* **THE TASK**: Entries follow. Set all of them down as they stand.

[Start of INFORMATION SHOWN]

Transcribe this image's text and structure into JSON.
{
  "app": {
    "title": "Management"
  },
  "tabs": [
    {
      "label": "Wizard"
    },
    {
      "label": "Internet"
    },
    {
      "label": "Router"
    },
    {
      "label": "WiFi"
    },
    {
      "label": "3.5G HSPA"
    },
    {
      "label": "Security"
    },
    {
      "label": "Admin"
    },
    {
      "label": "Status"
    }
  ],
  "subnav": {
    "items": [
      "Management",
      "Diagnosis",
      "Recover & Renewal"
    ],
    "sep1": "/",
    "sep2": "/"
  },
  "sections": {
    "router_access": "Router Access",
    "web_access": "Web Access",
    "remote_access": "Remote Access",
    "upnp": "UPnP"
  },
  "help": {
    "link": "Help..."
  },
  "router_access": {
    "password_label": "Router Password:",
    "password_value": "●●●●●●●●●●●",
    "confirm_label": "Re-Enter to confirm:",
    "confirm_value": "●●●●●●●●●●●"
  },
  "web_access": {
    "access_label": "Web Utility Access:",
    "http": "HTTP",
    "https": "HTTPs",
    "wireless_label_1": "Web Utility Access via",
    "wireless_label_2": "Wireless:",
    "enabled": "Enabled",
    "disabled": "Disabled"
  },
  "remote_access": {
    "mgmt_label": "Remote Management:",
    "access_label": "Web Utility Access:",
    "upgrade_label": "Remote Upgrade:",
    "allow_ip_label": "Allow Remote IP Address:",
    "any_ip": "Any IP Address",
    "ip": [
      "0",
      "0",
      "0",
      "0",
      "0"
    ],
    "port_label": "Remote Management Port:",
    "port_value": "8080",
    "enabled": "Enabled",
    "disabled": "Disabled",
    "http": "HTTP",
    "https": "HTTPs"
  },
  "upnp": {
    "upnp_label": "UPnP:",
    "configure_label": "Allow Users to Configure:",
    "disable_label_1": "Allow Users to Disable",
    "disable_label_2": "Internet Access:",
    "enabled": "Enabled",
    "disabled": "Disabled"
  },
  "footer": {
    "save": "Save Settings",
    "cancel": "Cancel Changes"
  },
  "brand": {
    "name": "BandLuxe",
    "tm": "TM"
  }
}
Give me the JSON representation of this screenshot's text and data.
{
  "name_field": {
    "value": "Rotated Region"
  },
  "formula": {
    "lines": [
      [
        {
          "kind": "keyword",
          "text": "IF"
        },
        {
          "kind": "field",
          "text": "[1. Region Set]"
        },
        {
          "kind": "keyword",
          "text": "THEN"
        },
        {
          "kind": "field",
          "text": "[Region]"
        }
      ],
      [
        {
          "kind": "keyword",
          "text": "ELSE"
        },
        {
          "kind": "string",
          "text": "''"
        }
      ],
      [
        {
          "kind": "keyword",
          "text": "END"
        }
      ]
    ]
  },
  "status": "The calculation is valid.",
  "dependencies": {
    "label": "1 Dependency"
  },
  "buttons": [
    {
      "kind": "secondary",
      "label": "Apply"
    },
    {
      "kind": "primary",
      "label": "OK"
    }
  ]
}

[End of INFORMATION SHOWN]

* **RESPONSE TO THE EXERCISE**:
Transcribe this image's text and structure into JSON.
{
  "app": {
    "title": "Management"
  },
  "tabs": [
    {
      "label": "Wizard"
    },
    {
      "label": "Internet"
    },
    {
      "label": "Router"
    },
    {
      "label": "WiFi"
    },
    {
      "label": "3.5G HSPA"
    },
    {
      "label": "Security"
    },
    {
      "label": "Admin"
    },
    {
      "label": "Status"
    }
  ],
  "subnav": {
    "items": [
      "Management",
      "Diagnosis",
      "Recover & Renewal"
    ],
    "sep1": "/",
    "sep2": "/"
  },
  "sections": {
    "router_access": "Router Access",
    "web_access": "Web Access",
    "remote_access": "Remote Access",
    "upnp": "UPnP"
  },
  "help": {
    "link": "Help..."
  },
  "router_access": {
    "password_label": "Router Password:",
    "password_value": "●●●●●●●●●●●",
    "confirm_label": "Re-Enter to confirm:",
    "confirm_value": "●●●●●●●●●●●"
  },
  "web_access": {
    "access_label": "Web Utility Access:",
    "http": "HTTP",
    "https": "HTTPs",
    "wireless_label_1": "Web Utility Access via",
    "wireless_label_2": "Wireless:",
    "enabled": "Enabled",
    "disabled": "Disabled"
  },
  "remote_access": {
    "mgmt_label": "Remote Management:",
    "access_label": "Web Utility Access:",
    "upgrade_label": "Remote Upgrade:",
    "allow_ip_label": "Allow Remote IP Address:",
    "any_ip": "Any IP Address",
    "ip": [
      "0",
      "0",
      "0",
      "0",
      "0"
    ],
    "port_label": "Remote Management Port:",
    "port_value": "8080",
    "enabled": "Enabled",
    "disabled": "Disabled",
    "http": "HTTP",
    "https": "HTTPs"
  },
  "upnp": {
    "upnp_label": "UPnP:",
    "configure_label": "Allow Users to Configure:",
    "disable_label_1": "Allow Users to Disable",
    "disable_label_2": "Internet Access:",
    "enabled": "Enabled",
    "disabled": "Disabled"
  },
  "footer": {
    "save": "Save Settings",
    "cancel": "Cancel Changes"
  },
  "brand": {
    "name": "BandLuxe",
    "tm": "TM"
  }
}
Give me the JSON representation of this screenshot's text and data.
{
  "name_field": {
    "value": "Rotated Region"
  },
  "formula": {
    "lines": [
      [
        {
          "kind": "keyword",
          "text": "IF"
        },
        {
          "kind": "field",
          "text": "[1. Region Set]"
        },
        {
          "kind": "keyword",
          "text": "THEN"
        },
        {
          "kind": "field",
          "text": "[Region]"
        }
      ],
      [
        {
          "kind": "keyword",
          "text": "ELSE"
        },
        {
          "kind": "string",
          "text": "''"
        }
      ],
      [
        {
          "kind": "keyword",
          "text": "END"
        }
      ]
    ]
  },
  "status": "The calculation is valid.",
  "dependencies": {
    "label": "1 Dependency"
  },
  "buttons": [
    {
      "kind": "secondary",
      "label": "Apply"
    },
    {
      "kind": "primary",
      "label": "OK"
    }
  ]
}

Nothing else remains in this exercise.